Task prompt:
Drop every image and restate the entries below word for word.

Data for this task:
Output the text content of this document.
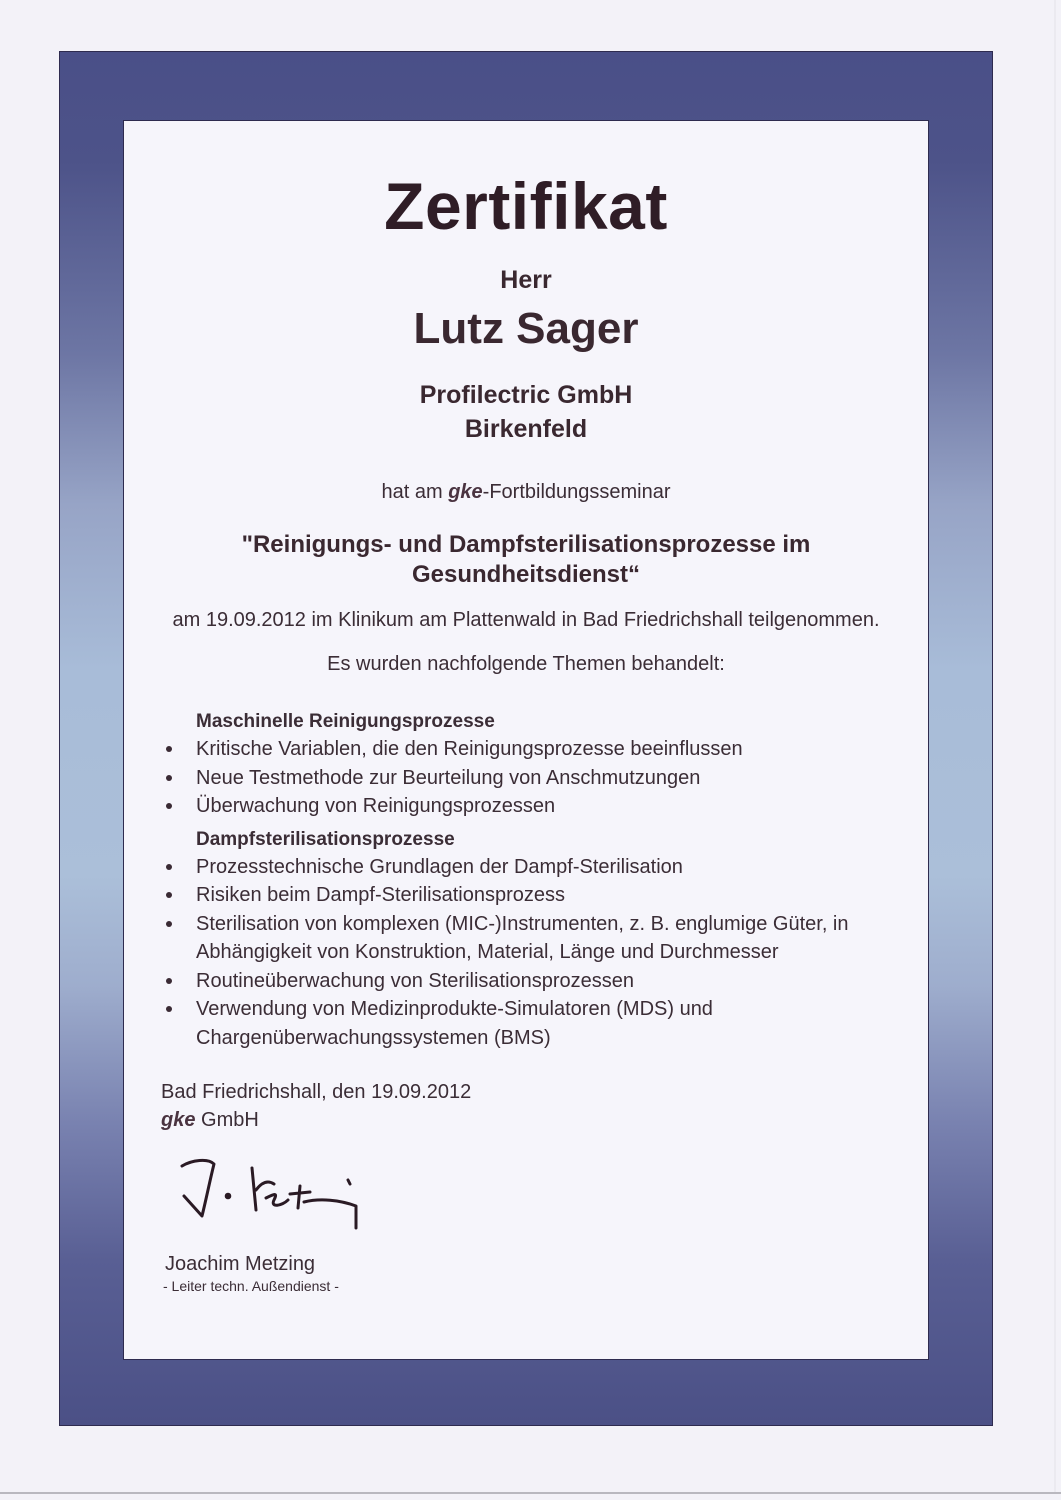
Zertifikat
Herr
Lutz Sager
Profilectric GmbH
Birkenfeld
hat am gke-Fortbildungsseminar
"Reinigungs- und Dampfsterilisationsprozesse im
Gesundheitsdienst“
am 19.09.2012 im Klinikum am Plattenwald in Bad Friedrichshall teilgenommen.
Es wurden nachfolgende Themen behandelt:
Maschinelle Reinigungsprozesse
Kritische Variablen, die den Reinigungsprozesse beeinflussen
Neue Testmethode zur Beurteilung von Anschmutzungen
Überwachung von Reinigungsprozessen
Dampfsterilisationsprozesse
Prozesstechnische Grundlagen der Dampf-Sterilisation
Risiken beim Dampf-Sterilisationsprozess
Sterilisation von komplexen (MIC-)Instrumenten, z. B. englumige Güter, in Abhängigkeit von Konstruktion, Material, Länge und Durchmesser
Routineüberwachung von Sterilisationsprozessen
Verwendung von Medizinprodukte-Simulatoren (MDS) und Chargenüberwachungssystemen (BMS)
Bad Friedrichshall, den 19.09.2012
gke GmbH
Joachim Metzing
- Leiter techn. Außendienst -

Problem solution:
Output the text content of this document.
Zertifikat
Herr
Lutz Sager
Profilectric GmbH
Birkenfeld
hat am gke-Fortbildungsseminar
"Reinigungs- und Dampfsterilisationsprozesse im
Gesundheitsdienst“
am 19.09.2012 im Klinikum am Plattenwald in Bad Friedrichshall teilgenommen.
Es wurden nachfolgende Themen behandelt:
Maschinelle Reinigungsprozesse
Kritische Variablen, die den Reinigungsprozesse beeinflussen
Neue Testmethode zur Beurteilung von Anschmutzungen
Überwachung von Reinigungsprozessen
Dampfsterilisationsprozesse
Prozesstechnische Grundlagen der Dampf-Sterilisation
Risiken beim Dampf-Sterilisationsprozess
Sterilisation von komplexen (MIC-)Instrumenten, z. B. englumige Güter, in Abhängigkeit von Konstruktion, Material, Länge und Durchmesser
Routineüberwachung von Sterilisationsprozessen
Verwendung von Medizinprodukte-Simulatoren (MDS) und Chargenüberwachungssystemen (BMS)
Bad Friedrichshall, den 19.09.2012
gke GmbH
Joachim Metzing
- Leiter techn. Außendienst -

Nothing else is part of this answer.